Given instruction> Rewrite all the rows below, replacing "at most 100 elements" with "no more than 100 elements" and changing nothing else, and leave the pictures out of your answer.
┌────────
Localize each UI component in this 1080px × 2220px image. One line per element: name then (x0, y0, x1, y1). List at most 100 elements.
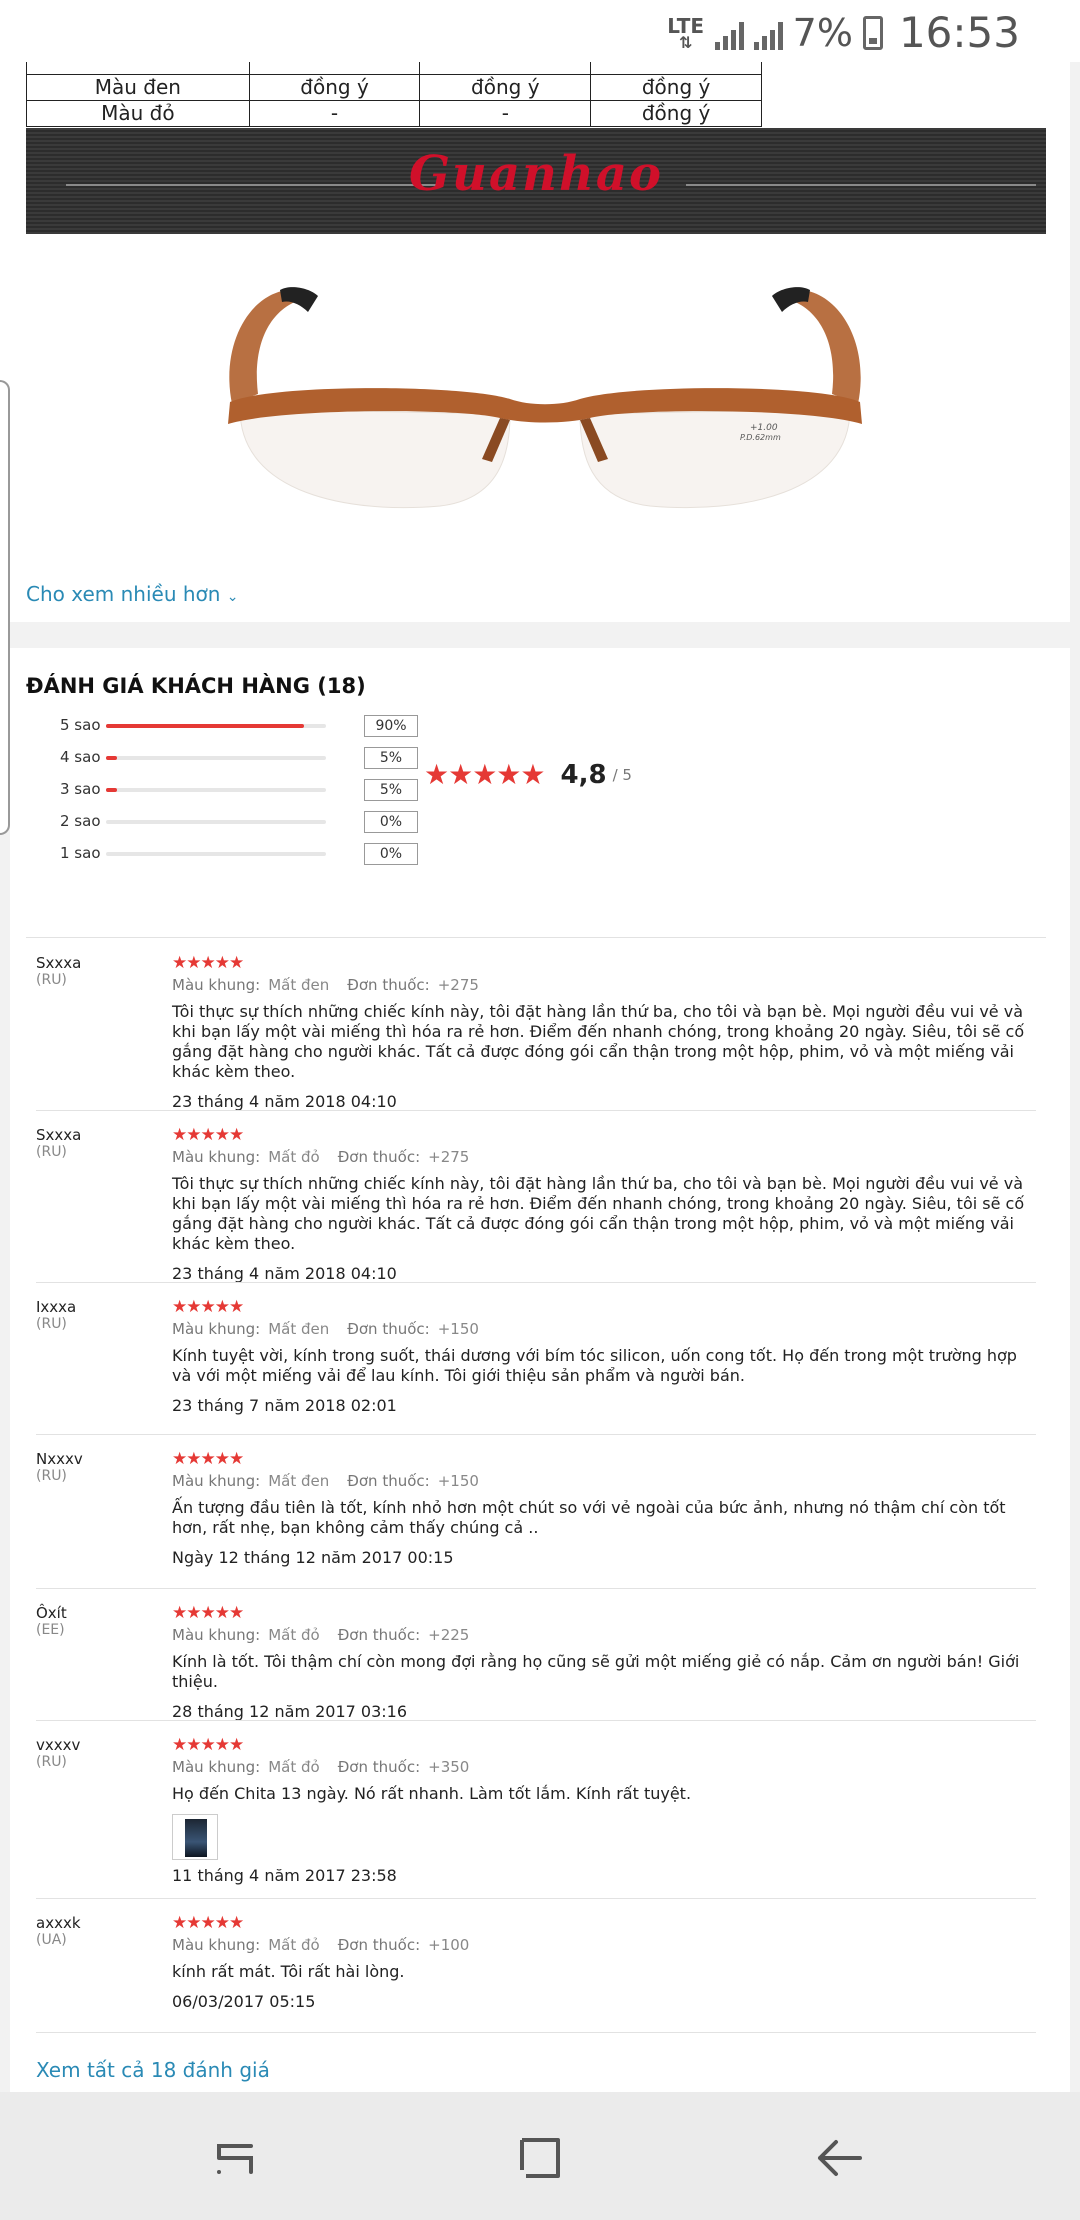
review-date: 11 tháng 4 năm 2017 23:58 (172, 1866, 397, 1885)
review-text: Tôi thực sự thích những chiếc kính này, … (172, 1002, 1025, 1081)
rating-bar-percent: 5% (364, 747, 418, 769)
review-meta: Màu khung: Mất đen Đơn thuốc: +150 (172, 1320, 1032, 1338)
rating-bar-5: 5 sao 90% (40, 715, 440, 737)
rx-value: +150 (437, 1320, 479, 1338)
frame-value: Mất đen (268, 976, 330, 994)
brand-logo: Guanhao (409, 146, 663, 202)
rating-bar-label: 3 sao (60, 780, 101, 798)
frame-value: Mất đen (268, 1472, 330, 1490)
rx-value: +100 (428, 1936, 470, 1954)
review-date: 28 tháng 12 năm 2017 03:16 (172, 1702, 408, 1721)
divider (36, 1110, 1036, 1111)
rating-bar-track (106, 820, 326, 824)
signal-icon (714, 16, 744, 50)
rx-value: +150 (437, 1472, 479, 1490)
reviewer-name: Ixxxa (36, 1298, 77, 1316)
review-meta: Màu khung: Mất đỏ Đơn thuốc: +350 (172, 1758, 1032, 1776)
spec-cell (590, 62, 762, 75)
spec-cell: đồng ý (419, 73, 592, 101)
rating-bar-track (106, 852, 326, 856)
spec-cell: Màu đen (26, 73, 250, 101)
review-meta: Màu khung: Mất đen Đơn thuốc: +275 (172, 976, 1032, 994)
review-photo-thumbnail[interactable] (172, 1814, 218, 1860)
reviewer-country: (RU) (36, 1468, 67, 1484)
spec-cell (26, 62, 250, 75)
review-stars-icon: ★★★★★ (172, 953, 244, 973)
show-more-link[interactable]: Cho xem nhiều hơn ⌄ (26, 582, 239, 606)
review-text: Họ đến Chita 13 ngày. Nó rất nhanh. Làm … (172, 1784, 692, 1803)
review-date: 06/03/2017 05:15 (172, 1992, 316, 2011)
review-stars-icon: ★★★★★ (172, 1125, 244, 1145)
average-score: 4,8 (560, 759, 607, 790)
review-stars-icon: ★★★★★ (172, 1297, 244, 1317)
reviewer-country: (UA) (36, 1932, 67, 1948)
frame-value: Mất đỏ (268, 1148, 320, 1166)
spec-cell (248, 62, 421, 75)
reviewer-country: (RU) (36, 972, 67, 988)
rx-value: +225 (428, 1626, 470, 1644)
rx-label: Đơn thuốc: (337, 1626, 421, 1644)
reviewer-country: (EE) (36, 1622, 65, 1638)
spec-cell: Màu đỏ (26, 99, 250, 127)
lens-marking-pd: P.D.62mm (740, 433, 781, 442)
reviewer-name: Sxxxa (36, 1126, 82, 1144)
edge-panel-handle[interactable] (0, 380, 10, 835)
rating-bar-track (106, 756, 326, 760)
reviewer-name: Ôxít (36, 1604, 67, 1622)
see-all-reviews-link[interactable]: Xem tất cả 18 đánh giá (36, 2058, 270, 2082)
reviewer-name: Sxxxa (36, 954, 82, 972)
frame-value: Mất đỏ (268, 1758, 320, 1776)
reviewer-country: (RU) (36, 1754, 67, 1770)
rating-bar-label: 4 sao (60, 748, 101, 766)
brand-banner: Guanhao (26, 128, 1046, 234)
frame-label: Màu khung: (172, 1472, 261, 1490)
divider (26, 937, 1046, 938)
rx-label: Đơn thuốc: (337, 1148, 421, 1166)
rx-label: Đơn thuốc: (347, 1472, 430, 1490)
product-image-glasses: +1.00 P.D.62mm (228, 287, 862, 509)
rating-bar-fill (106, 788, 117, 792)
review-date: Ngày 12 tháng 12 năm 2017 00:15 (172, 1548, 454, 1567)
rx-value: +275 (437, 976, 479, 994)
average-rating: ★★★★★ 4,8 / 5 (424, 758, 632, 791)
review-text: Kính tuyệt vời, kính trong suốt, thái dư… (172, 1346, 1017, 1385)
review-stars-icon: ★★★★★ (172, 1913, 244, 1933)
recents-icon[interactable] (205, 2128, 265, 2188)
reviews-title: ĐÁNH GIÁ KHÁCH HÀNG (18) (26, 674, 366, 698)
spec-cell: - (248, 99, 421, 127)
frame-label: Màu khung: (172, 1758, 261, 1776)
divider (36, 2032, 1036, 2033)
spec-cell: đồng ý (590, 73, 762, 101)
review-text: Tôi thực sự thích những chiếc kính này, … (172, 1174, 1025, 1253)
review-text: kính rất mát. Tôi rất hài lòng. (172, 1962, 405, 1981)
customer-reviews-section: ĐÁNH GIÁ KHÁCH HÀNG (18) 5 sao 90% 4 sao… (10, 648, 1070, 2096)
home-icon[interactable] (510, 2128, 570, 2188)
frame-label: Màu khung: (172, 1626, 261, 1644)
review-text: Kính là tốt. Tôi thậm chí còn mong đợi r… (172, 1652, 1020, 1691)
frame-value: Mất đỏ (268, 1626, 320, 1644)
rx-value: +350 (428, 1758, 470, 1776)
spec-row: Màu đỏ - - đồng ý (26, 99, 762, 127)
divider (36, 1282, 1036, 1283)
frame-value: Mất đỏ (268, 1936, 320, 1954)
frame-label: Màu khung: (172, 1936, 261, 1954)
spec-cell: đồng ý (590, 99, 762, 127)
spec-partial-row (26, 62, 762, 75)
average-stars-icon: ★★★★★ (424, 758, 546, 791)
spec-table: Màu đen đồng ý đồng ý đồng ý Màu đỏ - - … (26, 62, 762, 127)
review-stars-icon: ★★★★★ (172, 1735, 244, 1755)
divider (36, 1720, 1036, 1721)
frame-label: Màu khung: (172, 976, 261, 994)
battery-icon (862, 15, 883, 50)
spec-cell: - (419, 99, 592, 127)
average-score-max: / 5 (612, 765, 632, 784)
rating-bar-track (106, 788, 326, 792)
battery-percent: 7% (792, 10, 853, 55)
frame-label: Màu khung: (172, 1320, 261, 1338)
back-icon[interactable] (810, 2128, 870, 2188)
review-meta: Màu khung: Mất đen Đơn thuốc: +150 (172, 1472, 1032, 1490)
review-meta: Màu khung: Mất đỏ Đơn thuốc: +100 (172, 1936, 1032, 1954)
banner-divider-right (686, 184, 1036, 186)
divider (36, 1898, 1036, 1899)
review-meta: Màu khung: Mất đỏ Đơn thuốc: +225 (172, 1626, 1032, 1644)
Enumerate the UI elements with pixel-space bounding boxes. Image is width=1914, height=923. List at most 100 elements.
└────────
Response for this exercise>
Localize each UI component in this 1080px × 2220px image. One line per element: name then (x0, y0, x1, y1). List no more than 100 elements.
review-date: 11 tháng 4 năm 2017 23:58 (172, 1866, 397, 1885)
review-text: Tôi thực sự thích những chiếc kính này, … (172, 1002, 1025, 1081)
rating-bar-percent: 5% (364, 747, 418, 769)
review-meta: Màu khung: Mất đen Đơn thuốc: +150 (172, 1320, 1032, 1338)
rating-bar-5: 5 sao 90% (40, 715, 440, 737)
rx-value: +150 (437, 1320, 479, 1338)
frame-value: Mất đen (268, 976, 330, 994)
brand-logo: Guanhao (409, 146, 663, 202)
rating-bar-label: 3 sao (60, 780, 101, 798)
frame-value: Mất đen (268, 1472, 330, 1490)
rx-value: +100 (428, 1936, 470, 1954)
review-date: 28 tháng 12 năm 2017 03:16 (172, 1702, 408, 1721)
divider (36, 1110, 1036, 1111)
rating-bar-track (106, 820, 326, 824)
signal-icon (714, 16, 744, 50)
rx-value: +150 (437, 1472, 479, 1490)
reviewer-name: Ixxxa (36, 1298, 77, 1316)
review-meta: Màu khung: Mất đỏ Đơn thuốc: +350 (172, 1758, 1032, 1776)
spec-cell (590, 62, 762, 75)
spec-cell: đồng ý (419, 73, 592, 101)
rating-bar-track (106, 852, 326, 856)
spec-cell: Màu đen (26, 73, 250, 101)
review-meta: Màu khung: Mất đen Đơn thuốc: +275 (172, 976, 1032, 994)
review-photo-thumbnail[interactable] (172, 1814, 218, 1860)
reviewer-country: (RU) (36, 1468, 67, 1484)
spec-cell (26, 62, 250, 75)
review-stars-icon: ★★★★★ (172, 953, 244, 973)
show-more-link[interactable]: Cho xem nhiều hơn ⌄ (26, 582, 239, 606)
review-text: Họ đến Chita 13 ngày. Nó rất nhanh. Làm … (172, 1784, 692, 1803)
review-date: 06/03/2017 05:15 (172, 1992, 316, 2011)
review-stars-icon: ★★★★★ (172, 1125, 244, 1145)
average-score: 4,8 (560, 759, 607, 790)
review-stars-icon: ★★★★★ (172, 1297, 244, 1317)
reviewer-country: (UA) (36, 1932, 67, 1948)
frame-value: Mất đỏ (268, 1148, 320, 1166)
spec-cell (248, 62, 421, 75)
reviewer-country: (RU) (36, 972, 67, 988)
rx-value: +225 (428, 1626, 470, 1644)
rx-label: Đơn thuốc: (337, 1626, 421, 1644)
reviewer-country: (EE) (36, 1622, 65, 1638)
spec-cell: Màu đỏ (26, 99, 250, 127)
lens-marking-pd: P.D.62mm (740, 433, 781, 442)
reviewer-name: Sxxxa (36, 1126, 82, 1144)
edge-panel-handle[interactable] (0, 380, 10, 835)
rating-bar-track (106, 756, 326, 760)
reviewer-name: Ôxít (36, 1604, 67, 1622)
see-all-reviews-link[interactable]: Xem tất cả 18 đánh giá (36, 2058, 270, 2082)
reviewer-name: Sxxxa (36, 954, 82, 972)
frame-value: Mất đỏ (268, 1758, 320, 1776)
reviewer-country: (RU) (36, 1754, 67, 1770)
rating-bar-label: 4 sao (60, 748, 101, 766)
brand-banner: Guanhao (26, 128, 1046, 234)
frame-label: Màu khung: (172, 1472, 261, 1490)
divider (26, 937, 1046, 938)
rx-label: Đơn thuốc: (337, 1148, 421, 1166)
rx-label: Đơn thuốc: (347, 1472, 430, 1490)
product-image-glasses: +1.00 P.D.62mm (228, 287, 862, 509)
rating-bar-fill (106, 788, 117, 792)
review-date: Ngày 12 tháng 12 năm 2017 00:15 (172, 1548, 454, 1567)
rx-value: +275 (437, 976, 479, 994)
average-rating: ★★★★★ 4,8 / 5 (424, 758, 632, 791)
review-text: Kính tuyệt vời, kính trong suốt, thái dư… (172, 1346, 1017, 1385)
review-stars-icon: ★★★★★ (172, 1913, 244, 1933)
recents-icon[interactable] (205, 2128, 265, 2188)
reviews-title: ĐÁNH GIÁ KHÁCH HÀNG (18) (26, 674, 366, 698)
spec-cell: - (248, 99, 421, 127)
frame-label: Màu khung: (172, 1758, 261, 1776)
divider (36, 2032, 1036, 2033)
spec-cell: đồng ý (590, 73, 762, 101)
review-text: Tôi thực sự thích những chiếc kính này, … (172, 1174, 1025, 1253)
review-text: kính rất mát. Tôi rất hài lòng. (172, 1962, 405, 1981)
customer-reviews-section: ĐÁNH GIÁ KHÁCH HÀNG (18) 5 sao 90% 4 sao… (10, 648, 1070, 2096)
home-icon[interactable] (510, 2128, 570, 2188)
frame-label: Màu khung: (172, 1626, 261, 1644)
review-text: Kính là tốt. Tôi thậm chí còn mong đợi r… (172, 1652, 1020, 1691)
frame-value: Mất đỏ (268, 1626, 320, 1644)
rx-value: +350 (428, 1758, 470, 1776)
spec-row: Màu đỏ - - đồng ý (26, 99, 762, 127)
divider (36, 1282, 1036, 1283)
frame-value: Mất đỏ (268, 1936, 320, 1954)
frame-label: Màu khung: (172, 1936, 261, 1954)
spec-cell: đồng ý (590, 99, 762, 127)
spec-partial-row (26, 62, 762, 75)
average-stars-icon: ★★★★★ (424, 758, 546, 791)
spec-table: Màu đen đồng ý đồng ý đồng ý Màu đỏ - - … (26, 62, 762, 127)
review-stars-icon: ★★★★★ (172, 1735, 244, 1755)
divider (36, 1720, 1036, 1721)
frame-label: Màu khung: (172, 976, 261, 994)
battery-icon (862, 15, 883, 50)
spec-cell: - (419, 99, 592, 127)
average-score-max: / 5 (612, 765, 632, 784)
rating-bar-track (106, 788, 326, 792)
battery-percent: 7% (792, 10, 853, 55)
frame-label: Màu khung: (172, 1320, 261, 1338)
back-icon[interactable] (810, 2128, 870, 2188)
review-meta: Màu khung: Mất đen Đơn thuốc: +150 (172, 1472, 1032, 1490)
review-meta: Màu khung: Mất đỏ Đơn thuốc: +100 (172, 1936, 1032, 1954)
banner-divider-right (686, 184, 1036, 186)
divider (36, 1898, 1036, 1899)
review-meta: Màu khung: Mất đỏ Đơn thuốc: +225 (172, 1626, 1032, 1644)
Enumerate the UI elements with pixel-space bounding boxes. Image is width=1914, height=923. List no more than 100 elements.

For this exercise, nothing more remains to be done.